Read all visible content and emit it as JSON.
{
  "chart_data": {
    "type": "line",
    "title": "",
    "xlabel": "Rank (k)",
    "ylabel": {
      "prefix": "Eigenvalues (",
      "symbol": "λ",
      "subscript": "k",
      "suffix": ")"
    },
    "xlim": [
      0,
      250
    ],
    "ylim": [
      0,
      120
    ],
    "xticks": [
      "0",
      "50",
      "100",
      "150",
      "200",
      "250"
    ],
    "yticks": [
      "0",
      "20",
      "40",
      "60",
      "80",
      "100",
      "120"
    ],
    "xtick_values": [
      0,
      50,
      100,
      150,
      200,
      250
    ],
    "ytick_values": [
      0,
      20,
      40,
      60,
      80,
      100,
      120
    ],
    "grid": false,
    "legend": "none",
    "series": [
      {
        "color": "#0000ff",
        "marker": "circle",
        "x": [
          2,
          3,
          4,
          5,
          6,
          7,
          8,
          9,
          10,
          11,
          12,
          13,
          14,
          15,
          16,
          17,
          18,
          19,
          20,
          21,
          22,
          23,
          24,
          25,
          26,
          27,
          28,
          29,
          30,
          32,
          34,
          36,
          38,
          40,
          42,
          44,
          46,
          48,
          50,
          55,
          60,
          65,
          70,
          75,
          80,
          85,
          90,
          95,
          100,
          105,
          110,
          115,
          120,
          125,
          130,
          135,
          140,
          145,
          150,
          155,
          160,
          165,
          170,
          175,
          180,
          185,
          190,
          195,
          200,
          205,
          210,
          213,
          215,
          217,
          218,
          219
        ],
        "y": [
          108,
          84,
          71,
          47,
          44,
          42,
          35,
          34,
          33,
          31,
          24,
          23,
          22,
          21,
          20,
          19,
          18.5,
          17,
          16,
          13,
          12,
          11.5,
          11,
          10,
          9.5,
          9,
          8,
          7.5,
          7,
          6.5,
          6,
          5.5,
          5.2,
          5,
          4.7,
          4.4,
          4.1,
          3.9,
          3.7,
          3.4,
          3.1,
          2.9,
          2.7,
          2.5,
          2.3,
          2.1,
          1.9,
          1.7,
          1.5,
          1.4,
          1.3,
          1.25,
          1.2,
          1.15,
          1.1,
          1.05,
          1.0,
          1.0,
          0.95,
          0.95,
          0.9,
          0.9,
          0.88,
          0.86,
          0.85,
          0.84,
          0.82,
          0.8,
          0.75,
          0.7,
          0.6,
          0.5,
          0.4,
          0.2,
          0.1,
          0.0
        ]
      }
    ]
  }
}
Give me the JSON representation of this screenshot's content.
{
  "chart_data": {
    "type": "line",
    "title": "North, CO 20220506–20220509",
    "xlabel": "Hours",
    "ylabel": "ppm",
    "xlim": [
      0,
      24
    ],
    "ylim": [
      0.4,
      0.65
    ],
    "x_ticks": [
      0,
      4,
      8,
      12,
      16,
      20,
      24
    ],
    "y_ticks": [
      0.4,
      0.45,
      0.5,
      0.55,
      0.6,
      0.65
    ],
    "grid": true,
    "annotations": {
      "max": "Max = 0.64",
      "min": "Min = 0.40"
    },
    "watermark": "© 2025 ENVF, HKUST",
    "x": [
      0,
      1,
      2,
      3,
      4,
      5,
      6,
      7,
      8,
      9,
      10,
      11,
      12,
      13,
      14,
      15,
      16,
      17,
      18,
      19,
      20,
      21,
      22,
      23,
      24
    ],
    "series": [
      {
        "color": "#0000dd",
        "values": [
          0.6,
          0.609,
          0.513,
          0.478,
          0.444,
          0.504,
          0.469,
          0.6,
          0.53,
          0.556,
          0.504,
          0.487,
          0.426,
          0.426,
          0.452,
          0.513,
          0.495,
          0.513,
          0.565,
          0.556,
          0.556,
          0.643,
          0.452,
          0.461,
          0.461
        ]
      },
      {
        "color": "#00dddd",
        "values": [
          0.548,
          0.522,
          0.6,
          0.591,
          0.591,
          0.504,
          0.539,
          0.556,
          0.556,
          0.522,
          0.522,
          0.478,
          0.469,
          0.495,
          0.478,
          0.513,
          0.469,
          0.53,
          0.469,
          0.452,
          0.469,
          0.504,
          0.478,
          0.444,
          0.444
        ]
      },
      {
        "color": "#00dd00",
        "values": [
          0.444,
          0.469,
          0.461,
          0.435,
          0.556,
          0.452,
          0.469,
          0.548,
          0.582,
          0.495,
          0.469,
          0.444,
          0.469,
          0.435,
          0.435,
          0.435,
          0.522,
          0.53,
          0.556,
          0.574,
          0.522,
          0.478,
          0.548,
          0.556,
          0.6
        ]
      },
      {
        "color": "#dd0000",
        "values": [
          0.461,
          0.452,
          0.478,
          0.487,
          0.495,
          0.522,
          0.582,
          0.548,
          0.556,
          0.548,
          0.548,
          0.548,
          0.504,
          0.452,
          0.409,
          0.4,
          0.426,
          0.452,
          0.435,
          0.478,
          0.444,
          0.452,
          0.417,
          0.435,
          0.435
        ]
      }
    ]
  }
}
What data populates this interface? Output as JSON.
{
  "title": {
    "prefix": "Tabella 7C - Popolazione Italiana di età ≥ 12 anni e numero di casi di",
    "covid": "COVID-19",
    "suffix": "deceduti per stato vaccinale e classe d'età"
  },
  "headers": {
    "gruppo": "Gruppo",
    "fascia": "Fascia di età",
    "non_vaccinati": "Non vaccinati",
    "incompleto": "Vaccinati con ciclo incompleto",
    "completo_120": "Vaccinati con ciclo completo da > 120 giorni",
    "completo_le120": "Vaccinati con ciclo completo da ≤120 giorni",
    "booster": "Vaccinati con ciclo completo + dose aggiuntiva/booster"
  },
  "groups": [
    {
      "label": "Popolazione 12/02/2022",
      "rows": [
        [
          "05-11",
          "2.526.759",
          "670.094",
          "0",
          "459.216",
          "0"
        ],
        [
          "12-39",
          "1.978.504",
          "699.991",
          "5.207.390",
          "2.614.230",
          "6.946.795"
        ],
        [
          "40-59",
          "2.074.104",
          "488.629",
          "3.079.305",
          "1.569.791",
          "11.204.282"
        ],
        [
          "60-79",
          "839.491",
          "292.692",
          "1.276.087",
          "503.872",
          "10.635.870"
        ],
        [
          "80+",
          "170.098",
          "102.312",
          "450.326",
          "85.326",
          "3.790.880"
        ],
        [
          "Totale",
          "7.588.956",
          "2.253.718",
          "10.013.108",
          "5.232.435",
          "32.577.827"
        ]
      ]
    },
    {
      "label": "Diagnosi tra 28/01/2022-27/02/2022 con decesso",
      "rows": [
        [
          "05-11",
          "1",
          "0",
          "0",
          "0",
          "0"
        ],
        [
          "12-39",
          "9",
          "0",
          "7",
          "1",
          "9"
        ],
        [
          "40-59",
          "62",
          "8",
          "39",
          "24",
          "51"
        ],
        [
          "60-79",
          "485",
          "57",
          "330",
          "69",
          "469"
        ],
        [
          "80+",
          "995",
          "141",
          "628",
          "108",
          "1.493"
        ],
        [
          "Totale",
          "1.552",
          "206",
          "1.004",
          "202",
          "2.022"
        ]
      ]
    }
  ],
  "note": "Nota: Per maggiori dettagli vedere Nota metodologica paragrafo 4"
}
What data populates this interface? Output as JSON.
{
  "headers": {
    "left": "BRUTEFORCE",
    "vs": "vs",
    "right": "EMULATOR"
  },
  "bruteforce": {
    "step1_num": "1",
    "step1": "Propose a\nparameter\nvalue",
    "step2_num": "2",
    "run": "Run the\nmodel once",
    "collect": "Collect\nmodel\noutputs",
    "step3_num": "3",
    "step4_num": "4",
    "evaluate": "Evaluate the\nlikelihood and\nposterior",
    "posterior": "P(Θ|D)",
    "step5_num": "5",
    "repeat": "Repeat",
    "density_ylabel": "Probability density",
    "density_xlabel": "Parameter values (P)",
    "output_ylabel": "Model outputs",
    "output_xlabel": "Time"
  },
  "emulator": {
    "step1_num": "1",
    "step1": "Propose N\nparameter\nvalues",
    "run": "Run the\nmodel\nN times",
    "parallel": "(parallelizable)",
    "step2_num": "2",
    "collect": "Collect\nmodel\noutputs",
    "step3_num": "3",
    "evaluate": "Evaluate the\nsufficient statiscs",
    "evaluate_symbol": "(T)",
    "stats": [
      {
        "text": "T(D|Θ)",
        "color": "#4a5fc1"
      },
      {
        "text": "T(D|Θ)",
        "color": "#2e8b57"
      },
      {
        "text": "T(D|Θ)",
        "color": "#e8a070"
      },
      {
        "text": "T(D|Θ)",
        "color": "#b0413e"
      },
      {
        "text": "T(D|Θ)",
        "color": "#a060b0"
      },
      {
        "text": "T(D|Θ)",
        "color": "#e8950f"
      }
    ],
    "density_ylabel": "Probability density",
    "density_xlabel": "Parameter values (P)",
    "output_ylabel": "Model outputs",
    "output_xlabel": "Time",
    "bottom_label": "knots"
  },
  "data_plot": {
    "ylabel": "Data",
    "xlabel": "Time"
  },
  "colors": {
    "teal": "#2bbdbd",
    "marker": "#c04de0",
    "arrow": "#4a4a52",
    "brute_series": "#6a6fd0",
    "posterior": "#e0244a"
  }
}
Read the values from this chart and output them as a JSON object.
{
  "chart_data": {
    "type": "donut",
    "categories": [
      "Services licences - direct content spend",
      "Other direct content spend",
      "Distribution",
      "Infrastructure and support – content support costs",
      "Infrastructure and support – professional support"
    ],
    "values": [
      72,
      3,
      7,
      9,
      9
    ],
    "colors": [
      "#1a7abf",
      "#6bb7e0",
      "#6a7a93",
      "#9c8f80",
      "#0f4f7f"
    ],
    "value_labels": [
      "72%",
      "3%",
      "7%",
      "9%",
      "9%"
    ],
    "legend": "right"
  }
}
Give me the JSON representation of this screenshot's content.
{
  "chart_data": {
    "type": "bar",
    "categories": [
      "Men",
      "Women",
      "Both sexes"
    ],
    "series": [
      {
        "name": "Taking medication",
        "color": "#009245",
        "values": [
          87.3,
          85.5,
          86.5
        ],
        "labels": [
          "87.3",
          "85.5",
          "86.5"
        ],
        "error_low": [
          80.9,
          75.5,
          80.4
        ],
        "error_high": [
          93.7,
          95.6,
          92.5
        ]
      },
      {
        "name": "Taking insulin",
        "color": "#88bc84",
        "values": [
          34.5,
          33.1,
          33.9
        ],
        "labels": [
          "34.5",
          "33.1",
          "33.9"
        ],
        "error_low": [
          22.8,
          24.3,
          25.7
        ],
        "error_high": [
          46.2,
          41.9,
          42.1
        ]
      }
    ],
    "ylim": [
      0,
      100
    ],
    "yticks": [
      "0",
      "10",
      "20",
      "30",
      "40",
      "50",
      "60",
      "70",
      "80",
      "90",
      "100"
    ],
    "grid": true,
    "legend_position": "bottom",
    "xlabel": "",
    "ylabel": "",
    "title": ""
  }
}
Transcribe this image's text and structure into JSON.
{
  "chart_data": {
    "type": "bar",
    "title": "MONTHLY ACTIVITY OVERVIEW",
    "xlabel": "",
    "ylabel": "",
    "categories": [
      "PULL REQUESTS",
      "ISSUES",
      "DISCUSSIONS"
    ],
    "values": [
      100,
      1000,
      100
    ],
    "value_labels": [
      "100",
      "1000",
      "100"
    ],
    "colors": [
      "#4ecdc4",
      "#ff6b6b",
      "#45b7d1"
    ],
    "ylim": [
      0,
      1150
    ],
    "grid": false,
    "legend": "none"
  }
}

========

STATED TASK>
Identify each line holding the string "Popolazione", and copy it out.

EXERCISE RESULT>
    "prefix": "Tabella 7C - Popolazione Italiana di età ≥ 12 anni e numero di casi di",
      "label": "Popolazione 12/02/2022",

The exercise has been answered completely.